INSTRUCTIONS FOR THE TASK.
Quote the data below in full, reproducing every line without alteration.
# Start of MATERIAL SHOWN
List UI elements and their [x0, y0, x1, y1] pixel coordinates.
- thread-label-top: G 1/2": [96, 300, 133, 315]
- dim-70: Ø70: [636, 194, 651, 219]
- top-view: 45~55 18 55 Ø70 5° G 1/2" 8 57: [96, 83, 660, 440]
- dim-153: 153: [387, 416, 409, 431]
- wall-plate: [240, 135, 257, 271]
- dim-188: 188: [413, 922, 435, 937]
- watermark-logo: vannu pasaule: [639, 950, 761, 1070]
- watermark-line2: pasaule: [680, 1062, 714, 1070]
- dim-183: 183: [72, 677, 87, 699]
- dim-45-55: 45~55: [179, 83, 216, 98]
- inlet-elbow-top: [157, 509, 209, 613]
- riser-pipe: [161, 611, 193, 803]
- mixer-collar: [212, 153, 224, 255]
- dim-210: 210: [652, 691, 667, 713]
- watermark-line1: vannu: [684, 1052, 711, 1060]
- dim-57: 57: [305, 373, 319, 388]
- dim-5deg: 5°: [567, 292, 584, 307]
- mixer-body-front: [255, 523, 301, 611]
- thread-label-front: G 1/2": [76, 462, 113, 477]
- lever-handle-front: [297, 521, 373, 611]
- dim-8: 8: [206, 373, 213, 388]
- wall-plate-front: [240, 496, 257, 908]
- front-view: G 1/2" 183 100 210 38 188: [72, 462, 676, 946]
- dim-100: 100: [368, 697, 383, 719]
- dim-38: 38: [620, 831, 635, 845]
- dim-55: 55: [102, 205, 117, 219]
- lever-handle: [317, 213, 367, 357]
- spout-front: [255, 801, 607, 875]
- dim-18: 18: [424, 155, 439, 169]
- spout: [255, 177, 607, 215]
# End of MATERIAL SHOWN
WRITTEN RESPONSE.
List UI elements and their [x0, y0, x1, y1] pixel coordinates.
- thread-label-top: G 1/2": [96, 300, 133, 315]
- dim-70: Ø70: [636, 194, 651, 219]
- top-view: 45~55 18 55 Ø70 5° G 1/2" 8 57: [96, 83, 660, 440]
- dim-153: 153: [387, 416, 409, 431]
- wall-plate: [240, 135, 257, 271]
- dim-188: 188: [413, 922, 435, 937]
- watermark-logo: vannu pasaule: [639, 950, 761, 1070]
- watermark-line2: pasaule: [680, 1062, 714, 1070]
- dim-183: 183: [72, 677, 87, 699]
- dim-45-55: 45~55: [179, 83, 216, 98]
- inlet-elbow-top: [157, 509, 209, 613]
- riser-pipe: [161, 611, 193, 803]
- mixer-collar: [212, 153, 224, 255]
- dim-210: 210: [652, 691, 667, 713]
- watermark-line1: vannu: [684, 1052, 711, 1060]
- dim-57: 57: [305, 373, 319, 388]
- dim-5deg: 5°: [567, 292, 584, 307]
- mixer-body-front: [255, 523, 301, 611]
- thread-label-front: G 1/2": [76, 462, 113, 477]
- lever-handle-front: [297, 521, 373, 611]
- dim-8: 8: [206, 373, 213, 388]
- wall-plate-front: [240, 496, 257, 908]
- front-view: G 1/2" 183 100 210 38 188: [72, 462, 676, 946]
- dim-100: 100: [368, 697, 383, 719]
- dim-38: 38: [620, 831, 635, 845]
- dim-55: 55: [102, 205, 117, 219]
- lever-handle: [317, 213, 367, 357]
- spout-front: [255, 801, 607, 875]
- dim-18: 18: [424, 155, 439, 169]
- spout: [255, 177, 607, 215]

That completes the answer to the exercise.